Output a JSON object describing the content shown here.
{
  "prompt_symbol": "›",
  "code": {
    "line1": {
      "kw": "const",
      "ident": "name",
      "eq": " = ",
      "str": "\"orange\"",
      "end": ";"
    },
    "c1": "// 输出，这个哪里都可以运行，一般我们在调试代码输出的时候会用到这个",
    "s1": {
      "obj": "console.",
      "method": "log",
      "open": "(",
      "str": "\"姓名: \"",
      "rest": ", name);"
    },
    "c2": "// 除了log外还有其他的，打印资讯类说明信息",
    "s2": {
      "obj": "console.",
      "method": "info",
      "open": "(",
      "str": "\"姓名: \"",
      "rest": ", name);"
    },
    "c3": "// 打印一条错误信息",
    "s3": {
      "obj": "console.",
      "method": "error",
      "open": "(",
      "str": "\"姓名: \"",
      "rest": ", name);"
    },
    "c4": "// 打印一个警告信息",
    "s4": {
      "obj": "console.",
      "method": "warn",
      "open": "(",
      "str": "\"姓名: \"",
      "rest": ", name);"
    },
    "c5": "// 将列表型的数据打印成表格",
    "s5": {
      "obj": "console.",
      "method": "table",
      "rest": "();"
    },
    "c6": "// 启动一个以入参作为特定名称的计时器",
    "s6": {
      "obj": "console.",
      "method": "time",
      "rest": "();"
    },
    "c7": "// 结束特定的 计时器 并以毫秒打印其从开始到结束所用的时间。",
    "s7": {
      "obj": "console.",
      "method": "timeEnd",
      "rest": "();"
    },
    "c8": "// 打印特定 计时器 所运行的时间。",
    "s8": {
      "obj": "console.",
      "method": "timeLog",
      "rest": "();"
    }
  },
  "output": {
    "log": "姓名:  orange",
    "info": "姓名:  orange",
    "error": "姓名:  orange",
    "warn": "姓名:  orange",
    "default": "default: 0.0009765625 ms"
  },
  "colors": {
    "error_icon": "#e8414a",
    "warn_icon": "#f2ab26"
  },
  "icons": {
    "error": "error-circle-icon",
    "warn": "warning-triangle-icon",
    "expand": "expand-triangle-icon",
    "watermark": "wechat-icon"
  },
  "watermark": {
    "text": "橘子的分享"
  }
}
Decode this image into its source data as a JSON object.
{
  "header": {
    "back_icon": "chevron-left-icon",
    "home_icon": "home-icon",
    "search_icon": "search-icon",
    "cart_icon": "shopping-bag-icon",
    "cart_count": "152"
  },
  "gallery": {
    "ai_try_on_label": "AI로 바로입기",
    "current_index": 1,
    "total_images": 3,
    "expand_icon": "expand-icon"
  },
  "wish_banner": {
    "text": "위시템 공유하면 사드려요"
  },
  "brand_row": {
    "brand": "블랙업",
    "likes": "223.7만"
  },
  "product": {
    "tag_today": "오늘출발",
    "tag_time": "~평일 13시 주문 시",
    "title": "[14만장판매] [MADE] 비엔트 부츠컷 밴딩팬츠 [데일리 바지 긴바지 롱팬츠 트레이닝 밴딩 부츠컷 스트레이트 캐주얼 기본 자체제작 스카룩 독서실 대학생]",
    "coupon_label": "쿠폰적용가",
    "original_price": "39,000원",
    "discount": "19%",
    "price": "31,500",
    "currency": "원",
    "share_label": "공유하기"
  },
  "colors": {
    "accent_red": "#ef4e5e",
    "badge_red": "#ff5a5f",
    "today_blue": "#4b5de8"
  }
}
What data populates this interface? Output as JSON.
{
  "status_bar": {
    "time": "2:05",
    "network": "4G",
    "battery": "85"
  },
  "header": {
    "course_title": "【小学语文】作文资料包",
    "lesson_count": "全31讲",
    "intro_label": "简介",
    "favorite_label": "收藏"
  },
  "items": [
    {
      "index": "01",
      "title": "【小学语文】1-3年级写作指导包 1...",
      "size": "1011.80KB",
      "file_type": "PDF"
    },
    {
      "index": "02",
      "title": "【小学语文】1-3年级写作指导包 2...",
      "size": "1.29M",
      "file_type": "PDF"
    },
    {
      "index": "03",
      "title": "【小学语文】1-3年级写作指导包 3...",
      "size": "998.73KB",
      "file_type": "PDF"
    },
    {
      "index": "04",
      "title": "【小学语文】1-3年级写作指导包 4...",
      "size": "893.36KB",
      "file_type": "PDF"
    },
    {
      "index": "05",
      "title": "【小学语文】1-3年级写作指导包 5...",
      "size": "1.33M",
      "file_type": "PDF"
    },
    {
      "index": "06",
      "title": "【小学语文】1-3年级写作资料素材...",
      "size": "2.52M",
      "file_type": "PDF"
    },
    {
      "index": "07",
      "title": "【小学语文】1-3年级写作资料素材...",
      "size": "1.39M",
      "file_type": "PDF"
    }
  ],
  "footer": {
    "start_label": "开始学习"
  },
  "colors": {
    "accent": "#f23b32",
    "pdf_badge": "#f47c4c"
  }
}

++++++++++++++++++++

WHAT YOU ARE ASKED TO DO » Write out exactly the lines starting with the one that holds "What data populates" and running through the last line above.

RESPONSE BELOW »
What data populates this interface? Output as JSON.
{
  "status_bar": {
    "time": "2:05",
    "network": "4G",
    "battery": "85"
  },
  "header": {
    "course_title": "【小学语文】作文资料包",
    "lesson_count": "全31讲",
    "intro_label": "简介",
    "favorite_label": "收藏"
  },
  "items": [
    {
      "index": "01",
      "title": "【小学语文】1-3年级写作指导包 1...",
      "size": "1011.80KB",
      "file_type": "PDF"
    },
    {
      "index": "02",
      "title": "【小学语文】1-3年级写作指导包 2...",
      "size": "1.29M",
      "file_type": "PDF"
    },
    {
      "index": "03",
      "title": "【小学语文】1-3年级写作指导包 3...",
      "size": "998.73KB",
      "file_type": "PDF"
    },
    {
      "index": "04",
      "title": "【小学语文】1-3年级写作指导包 4...",
      "size": "893.36KB",
      "file_type": "PDF"
    },
    {
      "index": "05",
      "title": "【小学语文】1-3年级写作指导包 5...",
      "size": "1.33M",
      "file_type": "PDF"
    },
    {
      "index": "06",
      "title": "【小学语文】1-3年级写作资料素材...",
      "size": "2.52M",
      "file_type": "PDF"
    },
    {
      "index": "07",
      "title": "【小学语文】1-3年级写作资料素材...",
      "size": "1.39M",
      "file_type": "PDF"
    }
  ],
  "footer": {
    "start_label": "开始学习"
  },
  "colors": {
    "accent": "#f23b32",
    "pdf_badge": "#f47c4c"
  }
}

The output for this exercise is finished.